* _Dataset entries on figures_:
(begin)

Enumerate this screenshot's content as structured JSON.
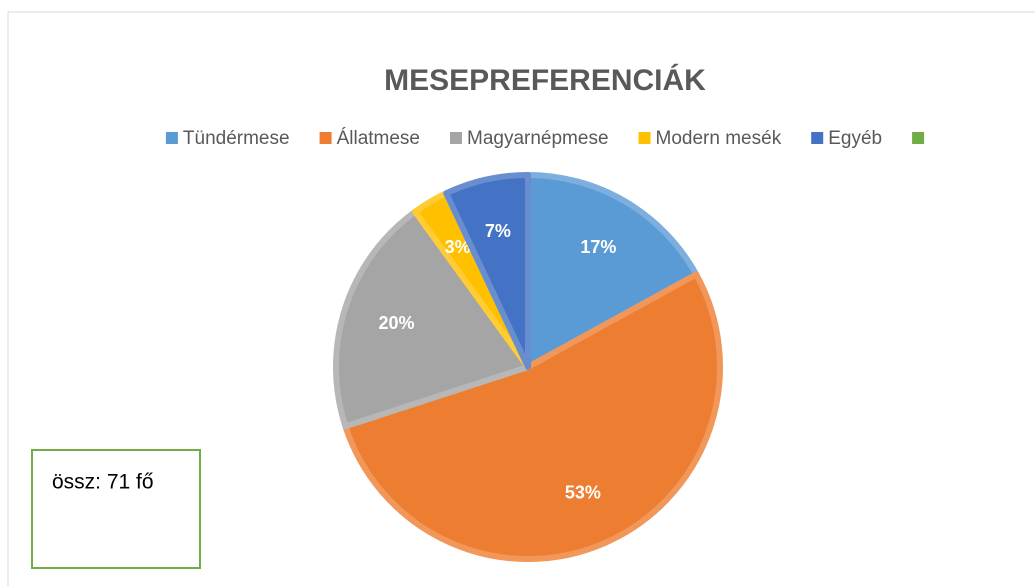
{
  "chart_data": {
    "type": "pie",
    "title": "MESEPREFERENCIÁK",
    "categories": [
      "Tündérmese",
      "Állatmese",
      "Magyarnépmese",
      "Modern mesék",
      "Egyéb",
      null
    ],
    "values": [
      17,
      53,
      20,
      3,
      7,
      0
    ],
    "value_labels": [
      "17%",
      "53%",
      "20%",
      "3%",
      "7%",
      null
    ],
    "colors": [
      "#5b9bd5",
      "#ed7d31",
      "#a5a5a5",
      "#ffc000",
      "#4472c4",
      "#70ad47"
    ],
    "legend": "top",
    "annotation": "össz: 71 fő"
  }
}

(end)

Output all of the data exactly as it stands, minus any images.

Enumerate this screenshot's content as structured JSON.
{
  "chart_data": {
    "type": "pie",
    "title": "MESEPREFERENCIÁK",
    "categories": [
      "Tündérmese",
      "Állatmese",
      "Magyarnépmese",
      "Modern mesék",
      "Egyéb",
      null
    ],
    "values": [
      17,
      53,
      20,
      3,
      7,
      0
    ],
    "value_labels": [
      "17%",
      "53%",
      "20%",
      "3%",
      "7%",
      null
    ],
    "colors": [
      "#5b9bd5",
      "#ed7d31",
      "#a5a5a5",
      "#ffc000",
      "#4472c4",
      "#70ad47"
    ],
    "legend": "top",
    "annotation": "össz: 71 fő"
  }
}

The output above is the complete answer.